## PROBLEM TO WORK ON
Report only the number of lines in this material that include the string "from".

[Dataset records on visual material]
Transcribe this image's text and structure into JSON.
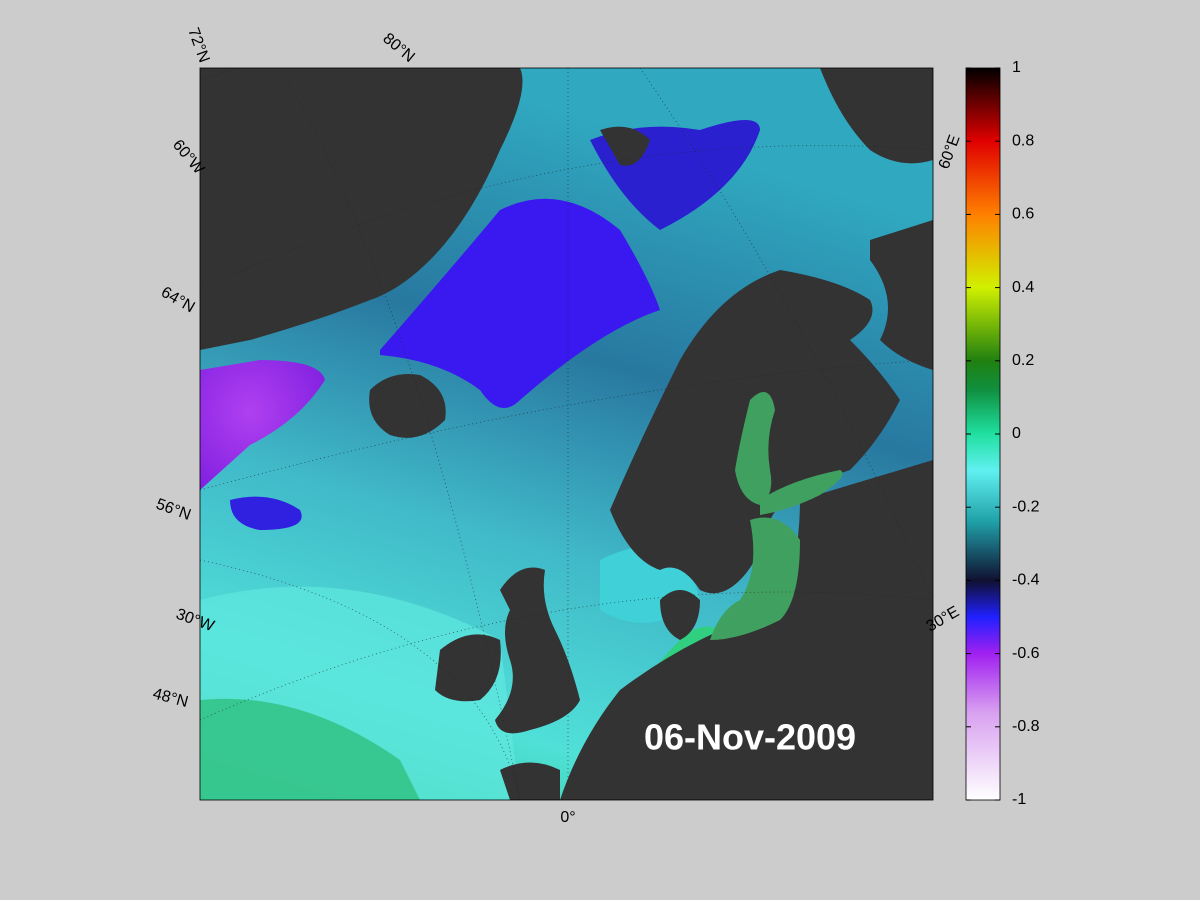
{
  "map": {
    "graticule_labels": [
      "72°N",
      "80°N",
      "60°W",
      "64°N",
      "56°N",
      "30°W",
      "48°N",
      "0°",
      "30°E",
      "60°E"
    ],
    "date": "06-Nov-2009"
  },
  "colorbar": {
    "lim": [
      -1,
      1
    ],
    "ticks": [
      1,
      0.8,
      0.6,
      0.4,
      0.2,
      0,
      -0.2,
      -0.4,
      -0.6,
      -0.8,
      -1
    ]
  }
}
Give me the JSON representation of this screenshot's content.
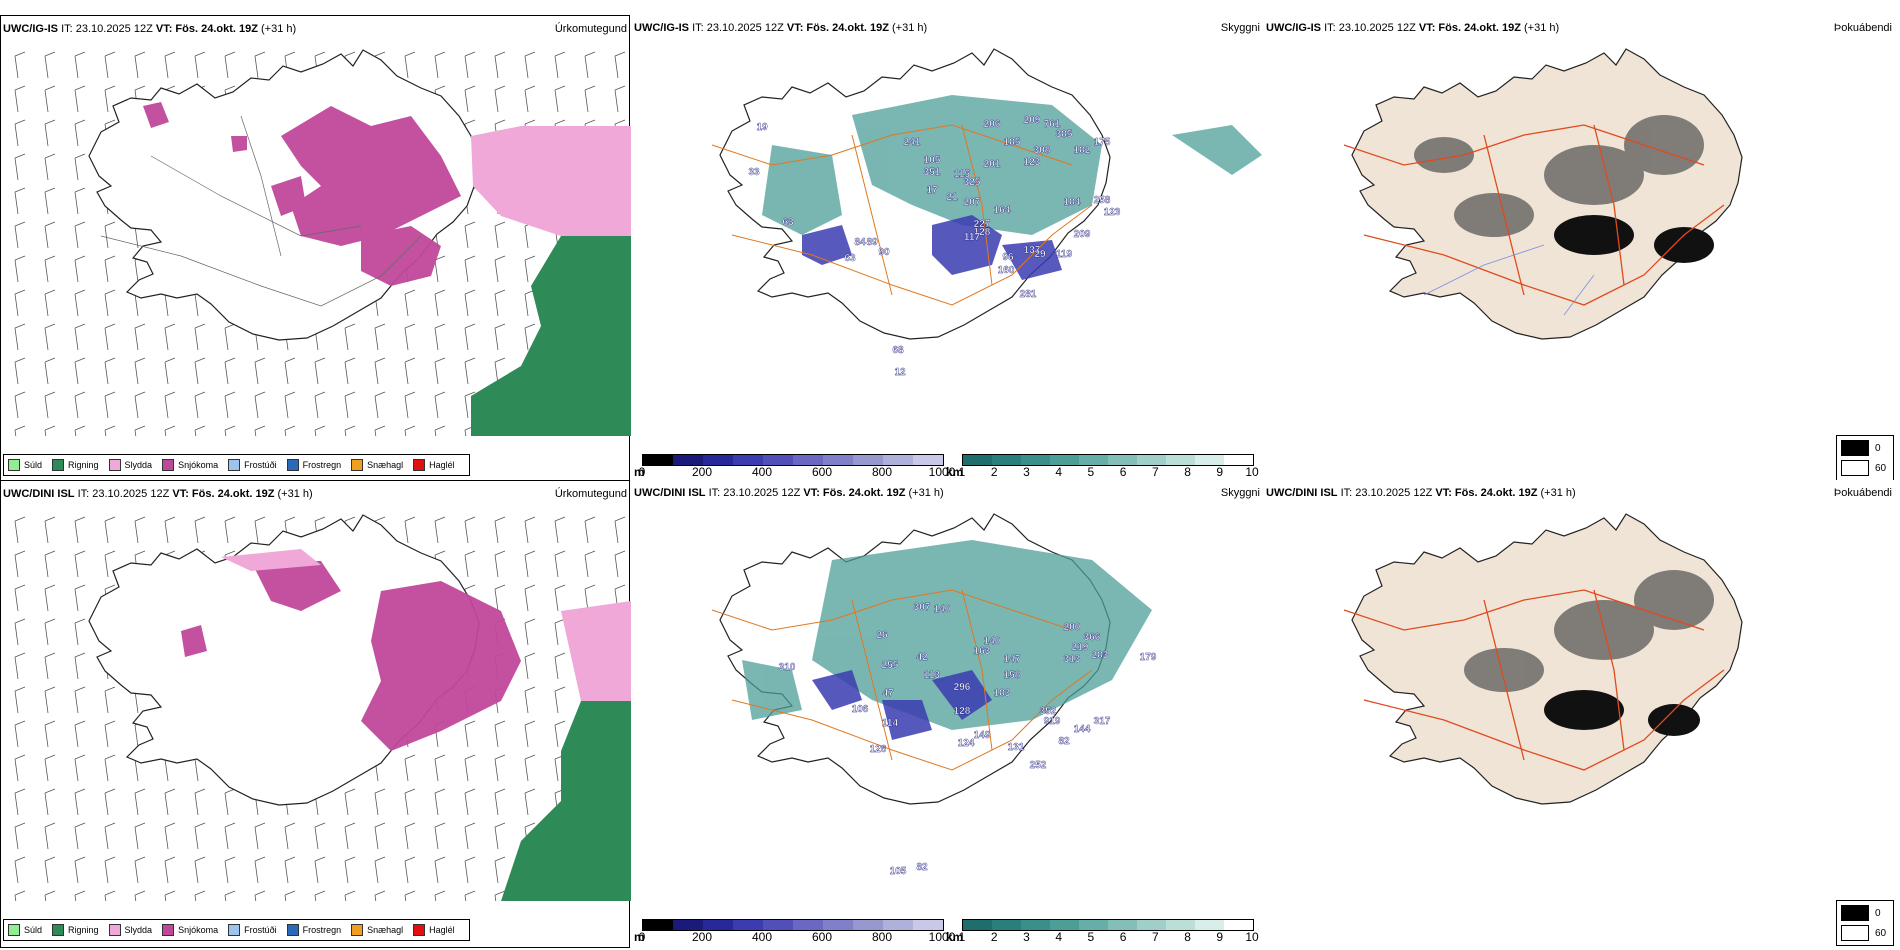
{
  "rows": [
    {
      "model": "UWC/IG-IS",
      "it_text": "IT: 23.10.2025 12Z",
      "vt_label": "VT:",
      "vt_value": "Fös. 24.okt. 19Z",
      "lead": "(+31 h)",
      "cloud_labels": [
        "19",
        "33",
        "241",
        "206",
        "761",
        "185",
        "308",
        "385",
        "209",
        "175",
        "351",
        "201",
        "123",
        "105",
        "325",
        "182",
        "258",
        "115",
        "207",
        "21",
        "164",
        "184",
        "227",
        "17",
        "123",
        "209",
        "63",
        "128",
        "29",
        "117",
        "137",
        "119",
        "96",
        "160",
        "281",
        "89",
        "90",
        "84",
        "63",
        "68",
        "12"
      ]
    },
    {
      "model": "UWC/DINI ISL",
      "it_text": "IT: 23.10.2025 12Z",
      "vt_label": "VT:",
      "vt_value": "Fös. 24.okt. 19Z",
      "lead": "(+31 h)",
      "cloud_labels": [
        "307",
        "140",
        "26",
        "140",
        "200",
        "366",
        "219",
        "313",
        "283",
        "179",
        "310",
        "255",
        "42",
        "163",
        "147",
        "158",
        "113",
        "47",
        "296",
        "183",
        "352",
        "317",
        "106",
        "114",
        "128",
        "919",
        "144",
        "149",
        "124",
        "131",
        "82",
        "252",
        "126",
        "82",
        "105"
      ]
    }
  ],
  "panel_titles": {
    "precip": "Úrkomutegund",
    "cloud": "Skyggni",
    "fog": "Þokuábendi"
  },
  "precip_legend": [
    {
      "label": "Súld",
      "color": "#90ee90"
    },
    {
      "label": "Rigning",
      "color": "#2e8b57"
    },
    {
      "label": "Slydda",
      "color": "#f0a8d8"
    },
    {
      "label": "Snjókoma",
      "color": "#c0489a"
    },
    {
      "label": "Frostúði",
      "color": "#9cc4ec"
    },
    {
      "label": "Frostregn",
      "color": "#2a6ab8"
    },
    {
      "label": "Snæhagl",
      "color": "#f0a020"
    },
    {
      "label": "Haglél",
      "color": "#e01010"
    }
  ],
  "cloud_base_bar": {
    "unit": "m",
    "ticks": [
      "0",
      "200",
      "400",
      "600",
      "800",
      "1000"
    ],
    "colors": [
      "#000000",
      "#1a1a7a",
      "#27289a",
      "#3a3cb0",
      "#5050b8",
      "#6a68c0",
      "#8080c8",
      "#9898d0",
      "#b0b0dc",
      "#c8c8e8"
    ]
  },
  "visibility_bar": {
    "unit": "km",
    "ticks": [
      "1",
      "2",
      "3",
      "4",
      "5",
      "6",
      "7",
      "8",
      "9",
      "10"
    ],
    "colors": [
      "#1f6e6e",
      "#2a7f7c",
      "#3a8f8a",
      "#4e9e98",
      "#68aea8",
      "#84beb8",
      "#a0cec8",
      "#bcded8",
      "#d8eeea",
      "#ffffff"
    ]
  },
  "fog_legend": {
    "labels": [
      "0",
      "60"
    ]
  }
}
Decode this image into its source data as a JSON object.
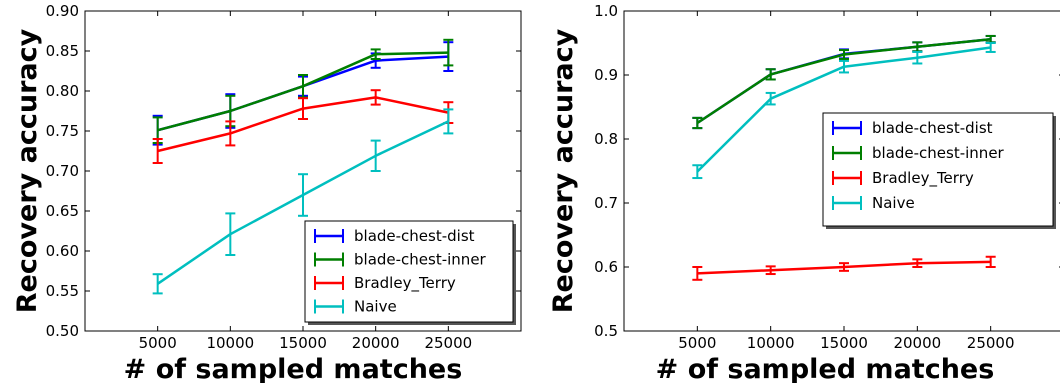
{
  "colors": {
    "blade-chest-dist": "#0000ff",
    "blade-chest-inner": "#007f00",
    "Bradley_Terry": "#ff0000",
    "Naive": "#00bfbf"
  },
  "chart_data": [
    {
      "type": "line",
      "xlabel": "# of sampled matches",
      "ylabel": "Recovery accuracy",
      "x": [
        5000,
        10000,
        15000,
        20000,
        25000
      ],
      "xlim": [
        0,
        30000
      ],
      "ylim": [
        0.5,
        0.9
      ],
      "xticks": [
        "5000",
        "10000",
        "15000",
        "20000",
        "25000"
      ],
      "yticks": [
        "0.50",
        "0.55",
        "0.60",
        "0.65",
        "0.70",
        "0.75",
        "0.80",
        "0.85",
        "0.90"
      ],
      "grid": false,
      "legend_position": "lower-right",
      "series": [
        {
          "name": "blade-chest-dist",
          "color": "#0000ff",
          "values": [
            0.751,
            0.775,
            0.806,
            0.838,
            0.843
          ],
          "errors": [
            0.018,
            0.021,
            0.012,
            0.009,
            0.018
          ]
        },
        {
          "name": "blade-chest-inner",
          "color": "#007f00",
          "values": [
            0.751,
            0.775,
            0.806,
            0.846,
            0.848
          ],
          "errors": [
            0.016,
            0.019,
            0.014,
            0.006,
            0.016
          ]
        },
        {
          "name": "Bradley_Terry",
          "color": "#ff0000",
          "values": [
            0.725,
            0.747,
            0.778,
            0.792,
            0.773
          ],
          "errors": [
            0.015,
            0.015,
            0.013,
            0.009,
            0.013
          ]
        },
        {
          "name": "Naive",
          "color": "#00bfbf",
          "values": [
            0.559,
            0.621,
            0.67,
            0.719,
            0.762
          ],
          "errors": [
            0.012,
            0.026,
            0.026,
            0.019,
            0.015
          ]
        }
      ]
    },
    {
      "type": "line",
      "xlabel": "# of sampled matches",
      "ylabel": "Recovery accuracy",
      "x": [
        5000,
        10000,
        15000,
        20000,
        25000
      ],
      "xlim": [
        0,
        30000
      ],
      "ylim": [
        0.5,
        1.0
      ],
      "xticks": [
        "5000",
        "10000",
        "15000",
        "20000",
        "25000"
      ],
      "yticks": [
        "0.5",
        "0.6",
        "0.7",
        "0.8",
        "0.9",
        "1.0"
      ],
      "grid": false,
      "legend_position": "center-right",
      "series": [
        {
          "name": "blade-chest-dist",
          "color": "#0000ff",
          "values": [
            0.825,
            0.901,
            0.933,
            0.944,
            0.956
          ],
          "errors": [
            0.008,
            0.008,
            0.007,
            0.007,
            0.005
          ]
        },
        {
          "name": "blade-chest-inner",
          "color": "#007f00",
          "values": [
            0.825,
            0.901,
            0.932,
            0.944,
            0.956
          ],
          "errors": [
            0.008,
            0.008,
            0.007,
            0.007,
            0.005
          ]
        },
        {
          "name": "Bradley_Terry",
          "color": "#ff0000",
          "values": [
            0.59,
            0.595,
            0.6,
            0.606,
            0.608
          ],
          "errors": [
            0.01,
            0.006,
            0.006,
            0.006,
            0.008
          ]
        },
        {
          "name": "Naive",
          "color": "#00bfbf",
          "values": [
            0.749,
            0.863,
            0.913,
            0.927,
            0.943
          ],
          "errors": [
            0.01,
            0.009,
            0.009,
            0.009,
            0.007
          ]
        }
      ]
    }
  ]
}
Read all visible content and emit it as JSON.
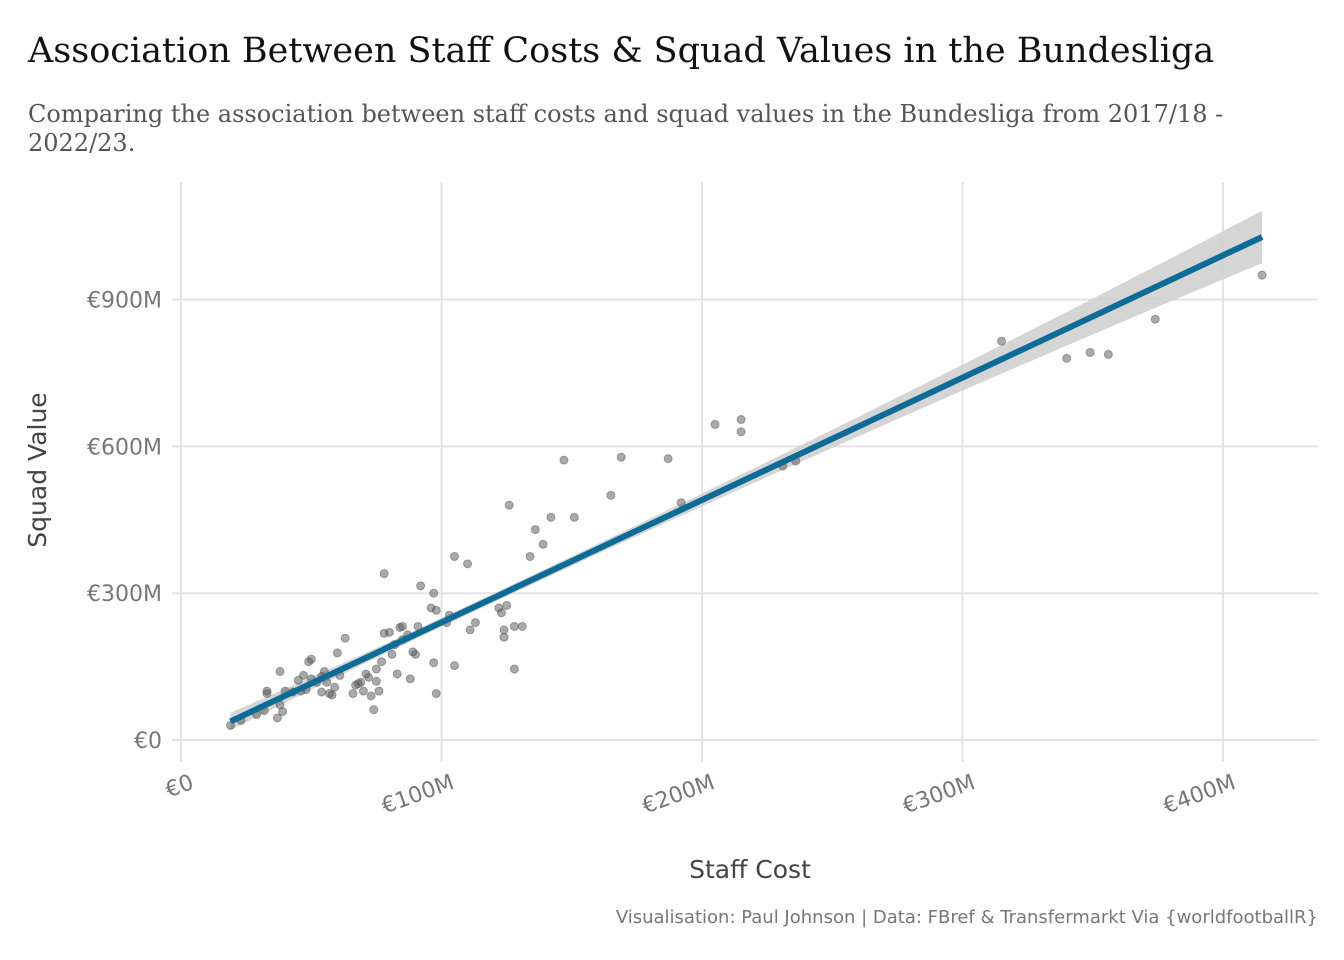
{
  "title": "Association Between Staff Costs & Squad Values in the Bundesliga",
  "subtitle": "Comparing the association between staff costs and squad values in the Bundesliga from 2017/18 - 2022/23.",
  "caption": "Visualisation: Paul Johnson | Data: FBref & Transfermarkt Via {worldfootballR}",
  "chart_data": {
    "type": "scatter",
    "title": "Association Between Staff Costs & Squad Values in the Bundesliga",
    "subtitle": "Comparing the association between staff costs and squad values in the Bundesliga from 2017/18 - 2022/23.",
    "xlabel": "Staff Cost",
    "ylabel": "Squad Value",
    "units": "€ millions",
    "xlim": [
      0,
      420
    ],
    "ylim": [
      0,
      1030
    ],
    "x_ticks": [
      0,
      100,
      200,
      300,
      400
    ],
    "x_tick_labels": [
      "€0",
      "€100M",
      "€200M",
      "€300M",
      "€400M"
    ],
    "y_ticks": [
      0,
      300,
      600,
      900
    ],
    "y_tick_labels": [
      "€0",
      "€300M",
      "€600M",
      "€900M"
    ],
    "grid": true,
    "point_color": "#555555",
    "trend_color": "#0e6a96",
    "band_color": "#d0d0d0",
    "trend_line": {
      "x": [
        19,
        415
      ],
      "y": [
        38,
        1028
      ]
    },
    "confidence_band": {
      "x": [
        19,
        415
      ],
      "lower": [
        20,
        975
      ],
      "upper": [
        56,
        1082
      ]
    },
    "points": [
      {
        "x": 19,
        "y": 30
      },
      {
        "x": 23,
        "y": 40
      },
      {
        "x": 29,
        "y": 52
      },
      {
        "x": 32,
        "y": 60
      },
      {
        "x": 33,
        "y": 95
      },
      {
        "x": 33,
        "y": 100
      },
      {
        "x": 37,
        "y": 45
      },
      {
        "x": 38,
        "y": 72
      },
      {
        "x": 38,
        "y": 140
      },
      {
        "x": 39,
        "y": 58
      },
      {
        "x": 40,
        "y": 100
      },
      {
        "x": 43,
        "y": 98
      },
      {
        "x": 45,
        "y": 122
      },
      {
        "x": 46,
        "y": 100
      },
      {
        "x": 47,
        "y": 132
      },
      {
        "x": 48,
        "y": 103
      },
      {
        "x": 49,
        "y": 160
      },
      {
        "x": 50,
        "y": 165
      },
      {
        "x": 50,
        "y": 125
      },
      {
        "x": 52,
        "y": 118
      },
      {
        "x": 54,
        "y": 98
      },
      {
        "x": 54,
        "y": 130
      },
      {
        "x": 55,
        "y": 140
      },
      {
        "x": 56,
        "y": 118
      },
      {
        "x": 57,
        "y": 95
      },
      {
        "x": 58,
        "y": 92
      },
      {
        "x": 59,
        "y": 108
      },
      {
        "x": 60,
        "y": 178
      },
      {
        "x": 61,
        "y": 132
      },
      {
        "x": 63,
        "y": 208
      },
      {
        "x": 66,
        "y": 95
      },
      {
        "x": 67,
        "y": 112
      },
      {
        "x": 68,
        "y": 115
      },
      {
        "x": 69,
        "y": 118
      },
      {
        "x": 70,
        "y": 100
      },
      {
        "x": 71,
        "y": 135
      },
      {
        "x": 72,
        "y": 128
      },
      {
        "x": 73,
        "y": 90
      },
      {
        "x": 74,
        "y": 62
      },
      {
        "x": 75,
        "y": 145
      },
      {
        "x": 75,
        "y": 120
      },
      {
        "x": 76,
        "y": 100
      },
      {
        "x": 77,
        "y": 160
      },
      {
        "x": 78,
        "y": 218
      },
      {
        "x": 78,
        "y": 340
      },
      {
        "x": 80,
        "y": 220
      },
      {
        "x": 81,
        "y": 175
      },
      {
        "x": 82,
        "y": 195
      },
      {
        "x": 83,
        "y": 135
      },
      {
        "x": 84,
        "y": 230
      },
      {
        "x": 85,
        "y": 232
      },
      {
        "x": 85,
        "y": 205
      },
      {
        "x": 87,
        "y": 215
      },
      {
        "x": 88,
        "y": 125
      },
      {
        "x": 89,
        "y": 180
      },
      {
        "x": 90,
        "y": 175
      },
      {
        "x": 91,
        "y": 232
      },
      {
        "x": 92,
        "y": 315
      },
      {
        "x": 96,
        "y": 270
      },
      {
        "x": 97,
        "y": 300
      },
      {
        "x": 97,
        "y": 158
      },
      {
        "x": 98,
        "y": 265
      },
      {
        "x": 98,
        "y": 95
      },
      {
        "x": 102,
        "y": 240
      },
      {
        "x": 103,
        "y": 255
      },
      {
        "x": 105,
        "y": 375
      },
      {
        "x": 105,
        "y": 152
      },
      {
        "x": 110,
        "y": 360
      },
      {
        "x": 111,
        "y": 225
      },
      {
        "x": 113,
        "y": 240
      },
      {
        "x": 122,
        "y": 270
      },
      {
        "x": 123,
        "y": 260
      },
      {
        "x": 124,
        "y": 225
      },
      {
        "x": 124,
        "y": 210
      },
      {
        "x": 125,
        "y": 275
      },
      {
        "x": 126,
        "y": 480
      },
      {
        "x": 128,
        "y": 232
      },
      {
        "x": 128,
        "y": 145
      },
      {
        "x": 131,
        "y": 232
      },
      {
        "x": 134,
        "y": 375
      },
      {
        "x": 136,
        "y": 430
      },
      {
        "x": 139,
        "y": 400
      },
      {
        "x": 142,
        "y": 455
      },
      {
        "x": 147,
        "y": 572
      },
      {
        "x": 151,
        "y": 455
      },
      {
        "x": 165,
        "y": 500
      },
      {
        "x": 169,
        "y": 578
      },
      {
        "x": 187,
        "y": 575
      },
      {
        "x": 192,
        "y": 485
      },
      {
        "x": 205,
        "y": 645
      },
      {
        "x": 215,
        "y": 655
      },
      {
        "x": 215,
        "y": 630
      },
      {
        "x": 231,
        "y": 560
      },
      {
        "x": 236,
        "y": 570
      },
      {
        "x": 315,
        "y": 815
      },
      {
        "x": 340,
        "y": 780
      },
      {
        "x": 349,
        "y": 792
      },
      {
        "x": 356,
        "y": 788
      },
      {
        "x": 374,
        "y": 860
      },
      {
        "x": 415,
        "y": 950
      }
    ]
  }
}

## TASK RESULT
2